→ **What the exercise asks**: Retype all of the listing exactly, passing over any picture you find.

→ **Data lines**:
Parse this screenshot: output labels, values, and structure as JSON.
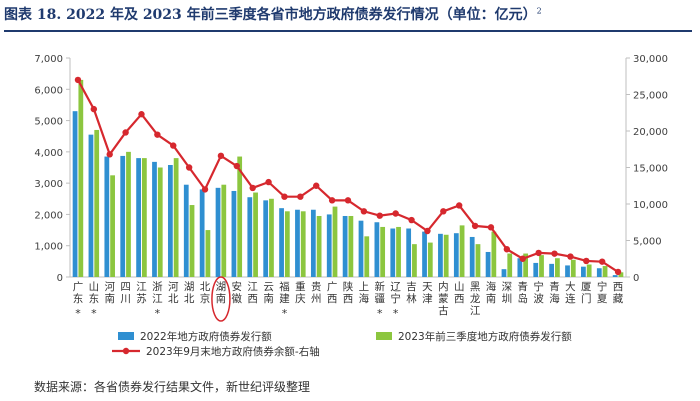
{
  "header": {
    "title": "图表 18. 2022 年及 2023 年前三季度各省市地方政府债券发行情况（单位：亿元）",
    "footnote_mark": "2"
  },
  "footer": {
    "source": "数据来源：各省债券发行结果文件，新世纪评级整理"
  },
  "chart_data": {
    "type": "bar",
    "categories": [
      "广东",
      "山东",
      "河南",
      "四川",
      "江苏",
      "浙江",
      "河北",
      "湖北",
      "北京",
      "湖南",
      "安徽",
      "江西",
      "云南",
      "福建",
      "重庆",
      "贵州",
      "广西",
      "陕西",
      "上海",
      "新疆",
      "辽宁",
      "吉林",
      "天津",
      "内蒙古",
      "山西",
      "黑龙江",
      "海南",
      "深圳",
      "青岛",
      "宁波",
      "青海",
      "大连",
      "厦门",
      "宁夏",
      "西藏"
    ],
    "starred": [
      "广东",
      "山东",
      "浙江",
      "福建",
      "新疆",
      "辽宁"
    ],
    "highlighted": "湖南",
    "series": [
      {
        "name": "2022年地方政府债券发行额",
        "axis": "left",
        "color": "#2f8fd1",
        "values": [
          5300,
          4550,
          3850,
          3870,
          3800,
          3680,
          3580,
          2950,
          2800,
          2850,
          2750,
          2550,
          2450,
          2200,
          2150,
          2150,
          2000,
          1950,
          1800,
          1750,
          1550,
          1550,
          1450,
          1380,
          1400,
          1280,
          800,
          250,
          600,
          450,
          420,
          370,
          330,
          280,
          60
        ]
      },
      {
        "name": "2023年前三季度地方政府债券发行额",
        "axis": "left",
        "color": "#8cc63f",
        "values": [
          6300,
          4700,
          3250,
          4000,
          3800,
          3500,
          3800,
          2300,
          1500,
          2950,
          3850,
          2700,
          2500,
          2100,
          2100,
          1950,
          2250,
          1950,
          1300,
          1600,
          1600,
          1050,
          1100,
          1350,
          1650,
          1050,
          1450,
          750,
          750,
          700,
          600,
          550,
          400,
          350,
          150
        ]
      },
      {
        "name": "2023年9月末地方政府债券余额-右轴",
        "axis": "right",
        "color": "#d6282e",
        "values": [
          27000,
          23000,
          16800,
          19800,
          22300,
          19500,
          18000,
          15000,
          12000,
          16600,
          15200,
          12200,
          13000,
          11000,
          11000,
          12500,
          10500,
          10500,
          9000,
          8400,
          8700,
          7800,
          6300,
          9000,
          9800,
          7000,
          6800,
          3800,
          2500,
          3300,
          3200,
          2800,
          2200,
          2100,
          700
        ]
      }
    ],
    "y_left": {
      "min": 0,
      "max": 7000,
      "ticks": [
        "0",
        "1,000",
        "2,000",
        "3,000",
        "4,000",
        "5,000",
        "6,000",
        "7,000"
      ]
    },
    "y_right": {
      "min": 0,
      "max": 30000,
      "ticks": [
        "0",
        "5,000",
        "10,000",
        "15,000",
        "20,000",
        "25,000",
        "30,000"
      ]
    },
    "legend_position": "bottom",
    "grid": false
  }
}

→ **Task response**:
Parse this screenshot: output labels, values, and structure as JSON.
{
  "header": {
    "title": "图表 18. 2022 年及 2023 年前三季度各省市地方政府债券发行情况（单位：亿元）",
    "footnote_mark": "2"
  },
  "footer": {
    "source": "数据来源：各省债券发行结果文件，新世纪评级整理"
  },
  "chart_data": {
    "type": "bar",
    "categories": [
      "广东",
      "山东",
      "河南",
      "四川",
      "江苏",
      "浙江",
      "河北",
      "湖北",
      "北京",
      "湖南",
      "安徽",
      "江西",
      "云南",
      "福建",
      "重庆",
      "贵州",
      "广西",
      "陕西",
      "上海",
      "新疆",
      "辽宁",
      "吉林",
      "天津",
      "内蒙古",
      "山西",
      "黑龙江",
      "海南",
      "深圳",
      "青岛",
      "宁波",
      "青海",
      "大连",
      "厦门",
      "宁夏",
      "西藏"
    ],
    "starred": [
      "广东",
      "山东",
      "浙江",
      "福建",
      "新疆",
      "辽宁"
    ],
    "highlighted": "湖南",
    "series": [
      {
        "name": "2022年地方政府债券发行额",
        "axis": "left",
        "color": "#2f8fd1",
        "values": [
          5300,
          4550,
          3850,
          3870,
          3800,
          3680,
          3580,
          2950,
          2800,
          2850,
          2750,
          2550,
          2450,
          2200,
          2150,
          2150,
          2000,
          1950,
          1800,
          1750,
          1550,
          1550,
          1450,
          1380,
          1400,
          1280,
          800,
          250,
          600,
          450,
          420,
          370,
          330,
          280,
          60
        ]
      },
      {
        "name": "2023年前三季度地方政府债券发行额",
        "axis": "left",
        "color": "#8cc63f",
        "values": [
          6300,
          4700,
          3250,
          4000,
          3800,
          3500,
          3800,
          2300,
          1500,
          2950,
          3850,
          2700,
          2500,
          2100,
          2100,
          1950,
          2250,
          1950,
          1300,
          1600,
          1600,
          1050,
          1100,
          1350,
          1650,
          1050,
          1450,
          750,
          750,
          700,
          600,
          550,
          400,
          350,
          150
        ]
      },
      {
        "name": "2023年9月末地方政府债券余额-右轴",
        "axis": "right",
        "color": "#d6282e",
        "values": [
          27000,
          23000,
          16800,
          19800,
          22300,
          19500,
          18000,
          15000,
          12000,
          16600,
          15200,
          12200,
          13000,
          11000,
          11000,
          12500,
          10500,
          10500,
          9000,
          8400,
          8700,
          7800,
          6300,
          9000,
          9800,
          7000,
          6800,
          3800,
          2500,
          3300,
          3200,
          2800,
          2200,
          2100,
          700
        ]
      }
    ],
    "y_left": {
      "min": 0,
      "max": 7000,
      "ticks": [
        "0",
        "1,000",
        "2,000",
        "3,000",
        "4,000",
        "5,000",
        "6,000",
        "7,000"
      ]
    },
    "y_right": {
      "min": 0,
      "max": 30000,
      "ticks": [
        "0",
        "5,000",
        "10,000",
        "15,000",
        "20,000",
        "25,000",
        "30,000"
      ]
    },
    "legend_position": "bottom",
    "grid": false
  }
}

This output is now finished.